→ Data listing

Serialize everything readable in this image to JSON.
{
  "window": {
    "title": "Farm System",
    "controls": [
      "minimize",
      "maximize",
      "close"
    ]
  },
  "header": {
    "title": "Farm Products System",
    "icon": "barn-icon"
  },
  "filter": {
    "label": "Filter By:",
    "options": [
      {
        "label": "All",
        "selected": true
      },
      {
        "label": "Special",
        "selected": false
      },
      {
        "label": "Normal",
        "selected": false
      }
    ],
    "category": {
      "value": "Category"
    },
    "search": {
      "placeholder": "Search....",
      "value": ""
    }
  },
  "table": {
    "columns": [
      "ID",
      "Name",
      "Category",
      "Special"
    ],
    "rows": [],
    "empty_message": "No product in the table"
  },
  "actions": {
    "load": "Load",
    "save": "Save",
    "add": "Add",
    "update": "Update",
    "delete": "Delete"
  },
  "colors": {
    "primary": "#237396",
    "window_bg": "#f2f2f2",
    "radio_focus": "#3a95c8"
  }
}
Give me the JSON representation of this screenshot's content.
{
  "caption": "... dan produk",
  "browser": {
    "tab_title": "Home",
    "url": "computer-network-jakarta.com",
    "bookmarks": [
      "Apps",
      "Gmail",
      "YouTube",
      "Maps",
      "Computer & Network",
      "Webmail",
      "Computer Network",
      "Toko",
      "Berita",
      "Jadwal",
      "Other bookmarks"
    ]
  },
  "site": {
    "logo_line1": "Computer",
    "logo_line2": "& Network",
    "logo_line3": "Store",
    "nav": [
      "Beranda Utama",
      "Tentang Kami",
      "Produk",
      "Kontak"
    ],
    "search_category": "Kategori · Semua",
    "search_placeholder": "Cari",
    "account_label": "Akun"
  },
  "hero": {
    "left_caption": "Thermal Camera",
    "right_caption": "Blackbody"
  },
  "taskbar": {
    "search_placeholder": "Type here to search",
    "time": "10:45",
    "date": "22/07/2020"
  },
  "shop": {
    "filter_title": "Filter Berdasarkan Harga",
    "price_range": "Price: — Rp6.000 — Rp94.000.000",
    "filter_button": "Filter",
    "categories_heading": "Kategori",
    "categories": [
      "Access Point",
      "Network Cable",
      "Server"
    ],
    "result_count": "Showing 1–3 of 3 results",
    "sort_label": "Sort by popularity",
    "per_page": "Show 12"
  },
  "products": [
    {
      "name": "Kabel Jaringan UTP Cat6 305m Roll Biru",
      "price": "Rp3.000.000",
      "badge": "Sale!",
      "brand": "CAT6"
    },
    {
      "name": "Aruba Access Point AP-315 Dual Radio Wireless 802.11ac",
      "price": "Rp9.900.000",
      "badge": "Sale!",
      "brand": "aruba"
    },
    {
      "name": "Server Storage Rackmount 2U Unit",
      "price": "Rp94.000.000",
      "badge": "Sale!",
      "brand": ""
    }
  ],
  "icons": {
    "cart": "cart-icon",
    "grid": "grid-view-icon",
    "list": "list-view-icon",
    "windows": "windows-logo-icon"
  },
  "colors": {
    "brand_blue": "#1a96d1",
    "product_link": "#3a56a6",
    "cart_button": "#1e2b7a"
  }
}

→ Instructions to follow
Copy every line of the material, please, keeping it exactly the same.

→ Task answer
Serialize everything readable in this image to JSON.
{
  "window": {
    "title": "Farm System",
    "controls": [
      "minimize",
      "maximize",
      "close"
    ]
  },
  "header": {
    "title": "Farm Products System",
    "icon": "barn-icon"
  },
  "filter": {
    "label": "Filter By:",
    "options": [
      {
        "label": "All",
        "selected": true
      },
      {
        "label": "Special",
        "selected": false
      },
      {
        "label": "Normal",
        "selected": false
      }
    ],
    "category": {
      "value": "Category"
    },
    "search": {
      "placeholder": "Search....",
      "value": ""
    }
  },
  "table": {
    "columns": [
      "ID",
      "Name",
      "Category",
      "Special"
    ],
    "rows": [],
    "empty_message": "No product in the table"
  },
  "actions": {
    "load": "Load",
    "save": "Save",
    "add": "Add",
    "update": "Update",
    "delete": "Delete"
  },
  "colors": {
    "primary": "#237396",
    "window_bg": "#f2f2f2",
    "radio_focus": "#3a95c8"
  }
}
Give me the JSON representation of this screenshot's content.
{
  "caption": "... dan produk",
  "browser": {
    "tab_title": "Home",
    "url": "computer-network-jakarta.com",
    "bookmarks": [
      "Apps",
      "Gmail",
      "YouTube",
      "Maps",
      "Computer & Network",
      "Webmail",
      "Computer Network",
      "Toko",
      "Berita",
      "Jadwal",
      "Other bookmarks"
    ]
  },
  "site": {
    "logo_line1": "Computer",
    "logo_line2": "& Network",
    "logo_line3": "Store",
    "nav": [
      "Beranda Utama",
      "Tentang Kami",
      "Produk",
      "Kontak"
    ],
    "search_category": "Kategori · Semua",
    "search_placeholder": "Cari",
    "account_label": "Akun"
  },
  "hero": {
    "left_caption": "Thermal Camera",
    "right_caption": "Blackbody"
  },
  "taskbar": {
    "search_placeholder": "Type here to search",
    "time": "10:45",
    "date": "22/07/2020"
  },
  "shop": {
    "filter_title": "Filter Berdasarkan Harga",
    "price_range": "Price: — Rp6.000 — Rp94.000.000",
    "filter_button": "Filter",
    "categories_heading": "Kategori",
    "categories": [
      "Access Point",
      "Network Cable",
      "Server"
    ],
    "result_count": "Showing 1–3 of 3 results",
    "sort_label": "Sort by popularity",
    "per_page": "Show 12"
  },
  "products": [
    {
      "name": "Kabel Jaringan UTP Cat6 305m Roll Biru",
      "price": "Rp3.000.000",
      "badge": "Sale!",
      "brand": "CAT6"
    },
    {
      "name": "Aruba Access Point AP-315 Dual Radio Wireless 802.11ac",
      "price": "Rp9.900.000",
      "badge": "Sale!",
      "brand": "aruba"
    },
    {
      "name": "Server Storage Rackmount 2U Unit",
      "price": "Rp94.000.000",
      "badge": "Sale!",
      "brand": ""
    }
  ],
  "icons": {
    "cart": "cart-icon",
    "grid": "grid-view-icon",
    "list": "list-view-icon",
    "windows": "windows-logo-icon"
  },
  "colors": {
    "brand_blue": "#1a96d1",
    "product_link": "#3a56a6",
    "cart_button": "#1e2b7a"
  }
}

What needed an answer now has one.